• TASK DIRECTIONS: Output every entry exactly, from the first line to the last.

• ENTRIES PROVIDED:
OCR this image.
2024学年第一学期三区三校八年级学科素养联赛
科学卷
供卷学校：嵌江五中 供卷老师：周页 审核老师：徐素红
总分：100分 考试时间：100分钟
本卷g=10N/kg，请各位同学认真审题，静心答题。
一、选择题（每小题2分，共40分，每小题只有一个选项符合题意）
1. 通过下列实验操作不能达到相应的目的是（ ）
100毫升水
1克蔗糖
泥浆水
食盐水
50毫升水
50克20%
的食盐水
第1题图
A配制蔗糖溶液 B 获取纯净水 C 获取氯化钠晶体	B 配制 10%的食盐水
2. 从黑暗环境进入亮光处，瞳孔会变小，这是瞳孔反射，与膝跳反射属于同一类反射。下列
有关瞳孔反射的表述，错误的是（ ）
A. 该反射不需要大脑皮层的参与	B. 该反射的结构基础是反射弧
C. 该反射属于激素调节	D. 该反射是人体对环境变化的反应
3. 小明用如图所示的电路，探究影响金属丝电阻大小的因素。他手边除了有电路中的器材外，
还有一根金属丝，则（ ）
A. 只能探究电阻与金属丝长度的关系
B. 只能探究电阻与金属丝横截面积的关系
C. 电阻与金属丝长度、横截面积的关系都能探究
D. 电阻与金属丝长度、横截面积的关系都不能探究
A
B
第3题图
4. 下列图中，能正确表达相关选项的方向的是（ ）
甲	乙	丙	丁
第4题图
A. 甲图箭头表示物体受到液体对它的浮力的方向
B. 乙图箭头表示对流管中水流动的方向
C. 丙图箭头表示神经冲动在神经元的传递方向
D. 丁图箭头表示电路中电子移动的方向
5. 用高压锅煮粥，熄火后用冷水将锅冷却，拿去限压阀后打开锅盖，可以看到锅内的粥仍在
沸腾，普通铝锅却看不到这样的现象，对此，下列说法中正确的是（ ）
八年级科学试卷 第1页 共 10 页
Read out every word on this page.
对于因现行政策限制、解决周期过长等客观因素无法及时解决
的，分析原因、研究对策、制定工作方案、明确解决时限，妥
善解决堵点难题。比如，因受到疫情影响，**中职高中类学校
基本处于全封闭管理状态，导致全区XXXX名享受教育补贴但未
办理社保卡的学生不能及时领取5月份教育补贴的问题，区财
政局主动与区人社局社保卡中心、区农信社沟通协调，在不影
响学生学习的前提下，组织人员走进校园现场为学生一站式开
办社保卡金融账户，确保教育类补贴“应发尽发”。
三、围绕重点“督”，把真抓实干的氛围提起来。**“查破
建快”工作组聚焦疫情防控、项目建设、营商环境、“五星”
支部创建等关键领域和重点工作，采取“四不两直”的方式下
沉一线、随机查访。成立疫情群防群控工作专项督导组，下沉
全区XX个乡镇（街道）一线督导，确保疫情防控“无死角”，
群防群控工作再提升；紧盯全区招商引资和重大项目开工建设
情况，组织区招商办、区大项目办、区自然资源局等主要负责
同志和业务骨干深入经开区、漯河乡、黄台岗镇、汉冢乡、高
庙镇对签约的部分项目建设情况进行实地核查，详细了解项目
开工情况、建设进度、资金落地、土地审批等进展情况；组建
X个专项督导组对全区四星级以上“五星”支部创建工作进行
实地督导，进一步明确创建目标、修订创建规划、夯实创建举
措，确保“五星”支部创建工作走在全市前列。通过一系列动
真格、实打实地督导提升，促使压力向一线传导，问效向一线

• SOLUTION TO THE EXERCISE:
OCR this image.
2024学年第一学期三区三校八年级学科素养联赛
科学卷
供卷学校：嵌江五中 供卷老师：周页 审核老师：徐素红
总分：100分 考试时间：100分钟
本卷g=10N/kg，请各位同学认真审题，静心答题。
一、选择题（每小题2分，共40分，每小题只有一个选项符合题意）
1. 通过下列实验操作不能达到相应的目的是（ ）
100毫升水
1克蔗糖
泥浆水
食盐水
50毫升水
50克20%
的食盐水
第1题图
A配制蔗糖溶液 B 获取纯净水 C 获取氯化钠晶体	B 配制 10%的食盐水
2. 从黑暗环境进入亮光处，瞳孔会变小，这是瞳孔反射，与膝跳反射属于同一类反射。下列
有关瞳孔反射的表述，错误的是（ ）
A. 该反射不需要大脑皮层的参与	B. 该反射的结构基础是反射弧
C. 该反射属于激素调节	D. 该反射是人体对环境变化的反应
3. 小明用如图所示的电路，探究影响金属丝电阻大小的因素。他手边除了有电路中的器材外，
还有一根金属丝，则（ ）
A. 只能探究电阻与金属丝长度的关系
B. 只能探究电阻与金属丝横截面积的关系
C. 电阻与金属丝长度、横截面积的关系都能探究
D. 电阻与金属丝长度、横截面积的关系都不能探究
A
B
第3题图
4. 下列图中，能正确表达相关选项的方向的是（ ）
甲	乙	丙	丁
第4题图
A. 甲图箭头表示物体受到液体对它的浮力的方向
B. 乙图箭头表示对流管中水流动的方向
C. 丙图箭头表示神经冲动在神经元的传递方向
D. 丁图箭头表示电路中电子移动的方向
5. 用高压锅煮粥，熄火后用冷水将锅冷却，拿去限压阀后打开锅盖，可以看到锅内的粥仍在
沸腾，普通铝锅却看不到这样的现象，对此，下列说法中正确的是（ ）
八年级科学试卷 第1页 共 10 页
Read out every word on this page.
对于因现行政策限制、解决周期过长等客观因素无法及时解决
的，分析原因、研究对策、制定工作方案、明确解决时限，妥
善解决堵点难题。比如，因受到疫情影响，**中职高中类学校
基本处于全封闭管理状态，导致全区XXXX名享受教育补贴但未
办理社保卡的学生不能及时领取5月份教育补贴的问题，区财
政局主动与区人社局社保卡中心、区农信社沟通协调，在不影
响学生学习的前提下，组织人员走进校园现场为学生一站式开
办社保卡金融账户，确保教育类补贴“应发尽发”。
三、围绕重点“督”，把真抓实干的氛围提起来。**“查破
建快”工作组聚焦疫情防控、项目建设、营商环境、“五星”
支部创建等关键领域和重点工作，采取“四不两直”的方式下
沉一线、随机查访。成立疫情群防群控工作专项督导组，下沉
全区XX个乡镇（街道）一线督导，确保疫情防控“无死角”，
群防群控工作再提升；紧盯全区招商引资和重大项目开工建设
情况，组织区招商办、区大项目办、区自然资源局等主要负责
同志和业务骨干深入经开区、漯河乡、黄台岗镇、汉冢乡、高
庙镇对签约的部分项目建设情况进行实地核查，详细了解项目
开工情况、建设进度、资金落地、土地审批等进展情况；组建
X个专项督导组对全区四星级以上“五星”支部创建工作进行
实地督导，进一步明确创建目标、修订创建规划、夯实创建举
措，确保“五星”支部创建工作走在全市前列。通过一系列动
真格、实打实地督导提升，促使压力向一线传导，问效向一线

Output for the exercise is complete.